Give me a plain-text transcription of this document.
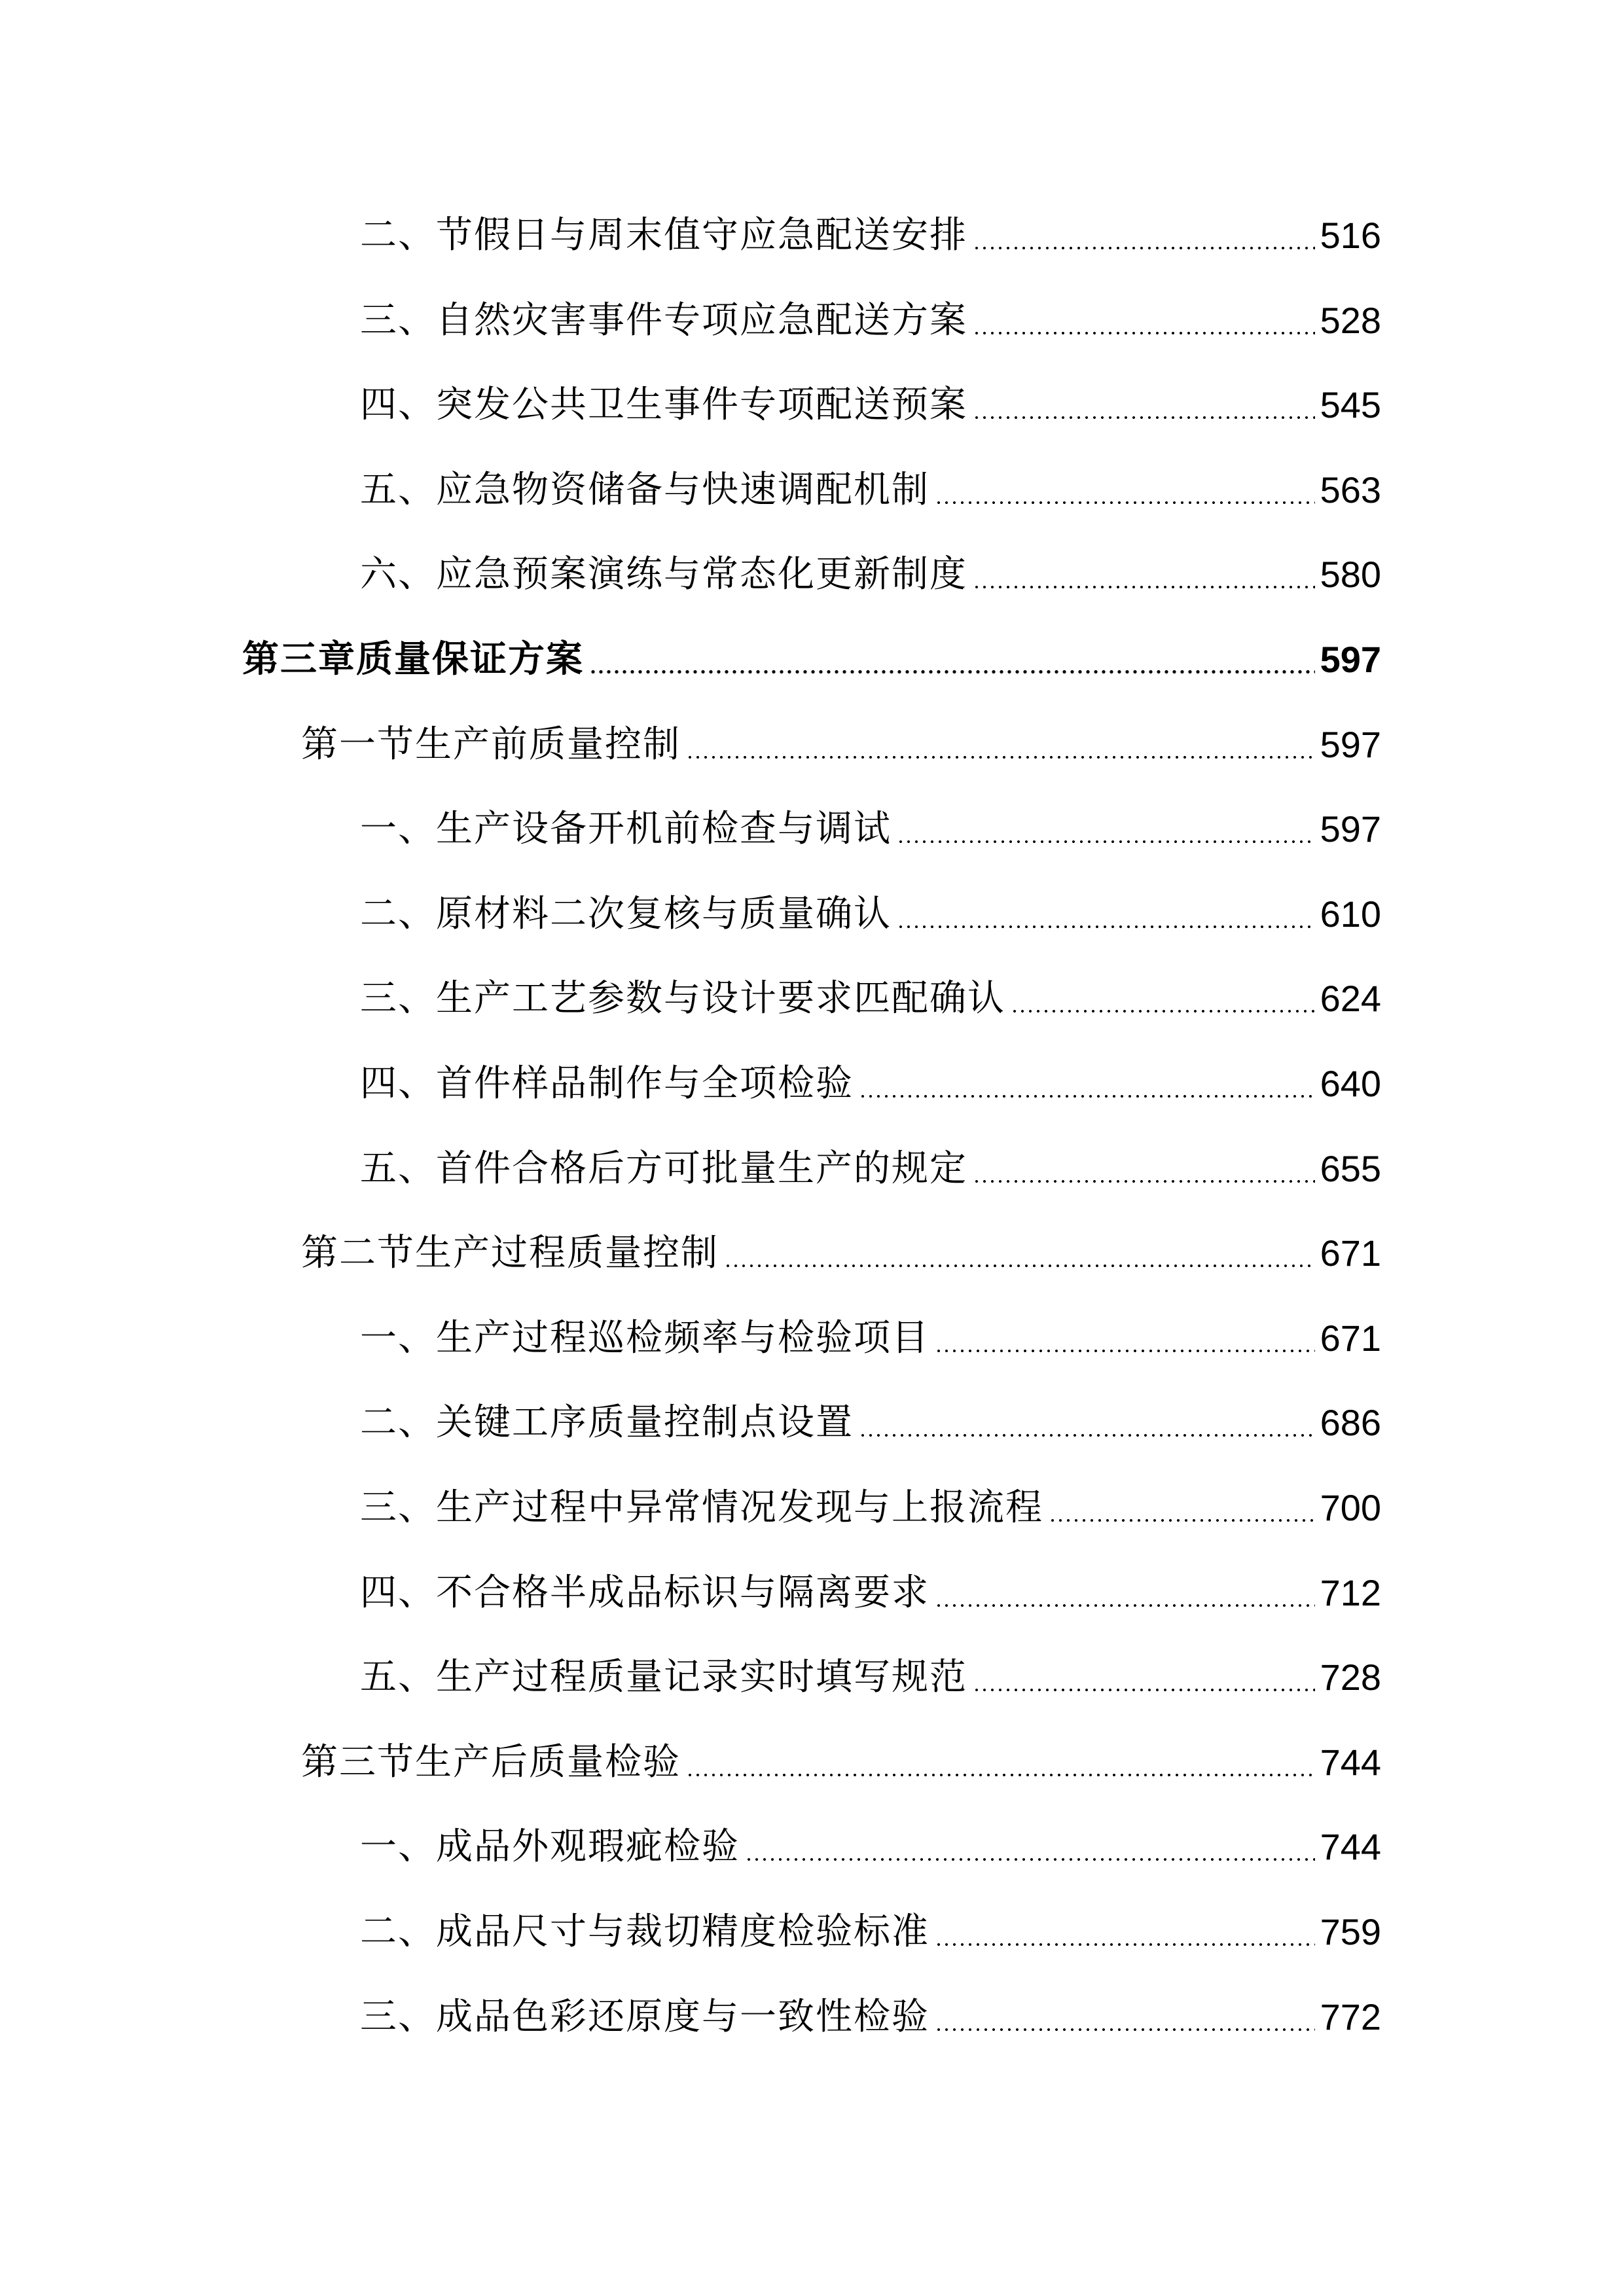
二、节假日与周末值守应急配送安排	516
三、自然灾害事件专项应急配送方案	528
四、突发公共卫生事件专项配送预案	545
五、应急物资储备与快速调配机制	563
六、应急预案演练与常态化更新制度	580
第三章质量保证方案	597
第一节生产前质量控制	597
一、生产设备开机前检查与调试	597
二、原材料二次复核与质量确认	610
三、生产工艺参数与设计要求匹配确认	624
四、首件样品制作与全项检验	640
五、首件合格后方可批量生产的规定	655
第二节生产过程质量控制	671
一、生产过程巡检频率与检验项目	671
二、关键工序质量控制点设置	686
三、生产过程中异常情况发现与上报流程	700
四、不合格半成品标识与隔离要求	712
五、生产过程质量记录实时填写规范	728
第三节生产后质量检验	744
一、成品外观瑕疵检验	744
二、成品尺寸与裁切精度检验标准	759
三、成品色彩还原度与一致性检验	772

**Task**
Return all of the data exactly as written, and drop the pictures.

**Exercise result**
Give me a plain-text transcription of this document.
二、节假日与周末值守应急配送安排	516
三、自然灾害事件专项应急配送方案	528
四、突发公共卫生事件专项配送预案	545
五、应急物资储备与快速调配机制	563
六、应急预案演练与常态化更新制度	580
第三章质量保证方案	597
第一节生产前质量控制	597
一、生产设备开机前检查与调试	597
二、原材料二次复核与质量确认	610
三、生产工艺参数与设计要求匹配确认	624
四、首件样品制作与全项检验	640
五、首件合格后方可批量生产的规定	655
第二节生产过程质量控制	671
一、生产过程巡检频率与检验项目	671
二、关键工序质量控制点设置	686
三、生产过程中异常情况发现与上报流程	700
四、不合格半成品标识与隔离要求	712
五、生产过程质量记录实时填写规范	728
第三节生产后质量检验	744
一、成品外观瑕疵检验	744
二、成品尺寸与裁切精度检验标准	759
三、成品色彩还原度与一致性检验	772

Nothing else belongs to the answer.